[BEGIN Rows]
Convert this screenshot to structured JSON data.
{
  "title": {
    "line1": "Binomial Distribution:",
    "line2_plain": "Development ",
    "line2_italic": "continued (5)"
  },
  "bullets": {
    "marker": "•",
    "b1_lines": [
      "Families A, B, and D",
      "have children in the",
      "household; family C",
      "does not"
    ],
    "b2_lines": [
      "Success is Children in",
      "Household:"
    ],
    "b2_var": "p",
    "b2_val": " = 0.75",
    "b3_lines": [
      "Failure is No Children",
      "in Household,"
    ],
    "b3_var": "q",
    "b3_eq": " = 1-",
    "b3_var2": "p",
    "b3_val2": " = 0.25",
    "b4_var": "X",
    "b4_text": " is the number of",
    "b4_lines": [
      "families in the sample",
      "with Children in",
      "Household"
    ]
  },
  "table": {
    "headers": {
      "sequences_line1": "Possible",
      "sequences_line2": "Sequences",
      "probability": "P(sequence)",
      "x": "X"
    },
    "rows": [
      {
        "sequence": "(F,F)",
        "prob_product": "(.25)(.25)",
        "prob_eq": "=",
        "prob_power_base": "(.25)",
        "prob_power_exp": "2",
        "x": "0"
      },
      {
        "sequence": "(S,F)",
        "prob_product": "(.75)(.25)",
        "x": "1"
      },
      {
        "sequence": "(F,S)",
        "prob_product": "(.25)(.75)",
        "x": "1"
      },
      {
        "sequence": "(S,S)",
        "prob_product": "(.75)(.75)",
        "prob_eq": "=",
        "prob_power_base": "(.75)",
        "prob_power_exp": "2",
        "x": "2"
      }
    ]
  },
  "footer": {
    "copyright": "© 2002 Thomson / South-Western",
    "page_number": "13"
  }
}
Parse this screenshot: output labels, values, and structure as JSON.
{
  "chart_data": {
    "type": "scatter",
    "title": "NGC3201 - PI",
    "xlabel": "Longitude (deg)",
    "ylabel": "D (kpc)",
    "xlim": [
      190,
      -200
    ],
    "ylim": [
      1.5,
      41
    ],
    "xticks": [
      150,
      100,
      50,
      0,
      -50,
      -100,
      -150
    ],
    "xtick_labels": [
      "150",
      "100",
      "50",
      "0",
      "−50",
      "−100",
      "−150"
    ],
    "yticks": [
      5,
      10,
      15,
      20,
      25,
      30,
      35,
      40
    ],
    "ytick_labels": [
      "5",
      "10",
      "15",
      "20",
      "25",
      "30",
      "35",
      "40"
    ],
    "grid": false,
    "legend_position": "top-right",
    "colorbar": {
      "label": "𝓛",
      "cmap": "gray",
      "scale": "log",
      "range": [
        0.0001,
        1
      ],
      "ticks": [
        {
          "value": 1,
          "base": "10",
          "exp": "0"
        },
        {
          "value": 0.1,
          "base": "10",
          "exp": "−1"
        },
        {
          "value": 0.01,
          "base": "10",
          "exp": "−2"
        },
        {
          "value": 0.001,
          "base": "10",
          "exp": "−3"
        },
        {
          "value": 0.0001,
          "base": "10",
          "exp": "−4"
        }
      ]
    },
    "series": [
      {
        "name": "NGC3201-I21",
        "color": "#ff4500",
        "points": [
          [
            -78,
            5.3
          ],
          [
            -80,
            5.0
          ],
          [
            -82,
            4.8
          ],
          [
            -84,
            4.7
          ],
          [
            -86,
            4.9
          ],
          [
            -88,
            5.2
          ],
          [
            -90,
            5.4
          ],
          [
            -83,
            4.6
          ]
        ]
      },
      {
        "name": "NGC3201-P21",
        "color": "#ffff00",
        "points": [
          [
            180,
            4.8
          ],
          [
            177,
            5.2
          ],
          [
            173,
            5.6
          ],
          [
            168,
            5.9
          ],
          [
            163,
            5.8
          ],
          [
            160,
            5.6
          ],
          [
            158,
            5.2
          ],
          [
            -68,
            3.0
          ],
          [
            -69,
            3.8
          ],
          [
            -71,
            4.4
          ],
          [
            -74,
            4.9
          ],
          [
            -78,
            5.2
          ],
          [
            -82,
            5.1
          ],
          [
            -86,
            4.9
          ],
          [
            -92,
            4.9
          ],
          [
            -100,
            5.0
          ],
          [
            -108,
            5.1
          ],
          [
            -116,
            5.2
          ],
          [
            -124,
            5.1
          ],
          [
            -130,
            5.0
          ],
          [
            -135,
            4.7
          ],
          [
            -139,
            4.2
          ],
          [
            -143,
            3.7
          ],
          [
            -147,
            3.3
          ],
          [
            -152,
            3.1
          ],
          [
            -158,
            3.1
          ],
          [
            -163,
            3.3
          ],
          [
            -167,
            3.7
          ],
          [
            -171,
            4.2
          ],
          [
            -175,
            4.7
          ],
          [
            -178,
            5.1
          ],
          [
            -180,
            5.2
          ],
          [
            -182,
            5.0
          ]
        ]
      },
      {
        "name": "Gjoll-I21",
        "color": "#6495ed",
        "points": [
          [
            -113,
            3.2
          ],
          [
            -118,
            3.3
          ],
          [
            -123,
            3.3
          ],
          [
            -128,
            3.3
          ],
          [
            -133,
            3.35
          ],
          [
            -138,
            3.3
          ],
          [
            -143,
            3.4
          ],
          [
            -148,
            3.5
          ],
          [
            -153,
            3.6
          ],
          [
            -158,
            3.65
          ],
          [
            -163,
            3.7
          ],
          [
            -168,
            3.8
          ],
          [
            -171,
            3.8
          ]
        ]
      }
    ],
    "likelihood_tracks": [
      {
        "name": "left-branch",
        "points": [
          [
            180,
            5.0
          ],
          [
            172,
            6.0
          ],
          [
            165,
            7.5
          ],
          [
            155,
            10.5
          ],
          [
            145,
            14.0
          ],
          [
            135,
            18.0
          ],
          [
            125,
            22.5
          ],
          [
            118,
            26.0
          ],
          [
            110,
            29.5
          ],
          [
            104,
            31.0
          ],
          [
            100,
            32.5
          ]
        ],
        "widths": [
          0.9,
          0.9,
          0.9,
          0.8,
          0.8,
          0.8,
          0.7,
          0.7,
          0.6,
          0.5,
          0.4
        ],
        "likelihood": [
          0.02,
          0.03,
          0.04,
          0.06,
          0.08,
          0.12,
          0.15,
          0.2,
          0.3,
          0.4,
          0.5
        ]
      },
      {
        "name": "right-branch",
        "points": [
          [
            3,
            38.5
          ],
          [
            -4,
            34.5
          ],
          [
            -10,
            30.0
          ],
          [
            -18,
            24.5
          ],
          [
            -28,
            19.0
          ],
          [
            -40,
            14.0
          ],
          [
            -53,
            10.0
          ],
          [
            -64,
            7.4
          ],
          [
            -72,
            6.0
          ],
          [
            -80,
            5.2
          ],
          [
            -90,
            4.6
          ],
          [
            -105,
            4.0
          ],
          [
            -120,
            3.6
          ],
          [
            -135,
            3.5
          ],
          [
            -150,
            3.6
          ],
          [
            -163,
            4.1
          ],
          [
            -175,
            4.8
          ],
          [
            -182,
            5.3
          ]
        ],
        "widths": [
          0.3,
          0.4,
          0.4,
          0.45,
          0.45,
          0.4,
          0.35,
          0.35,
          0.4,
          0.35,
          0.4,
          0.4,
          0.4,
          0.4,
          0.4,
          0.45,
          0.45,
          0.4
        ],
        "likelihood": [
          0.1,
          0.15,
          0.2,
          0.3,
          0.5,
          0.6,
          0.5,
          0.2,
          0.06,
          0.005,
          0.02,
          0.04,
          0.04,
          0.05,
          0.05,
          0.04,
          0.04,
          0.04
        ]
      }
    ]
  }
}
[END Rows]
• **Stated goal**:
Return, from the data, each line that has the word "this" in it.

• **Task response**:
Convert this screenshot to structured JSON data.
Parse this screenshot: output labels, values, and structure as JSON.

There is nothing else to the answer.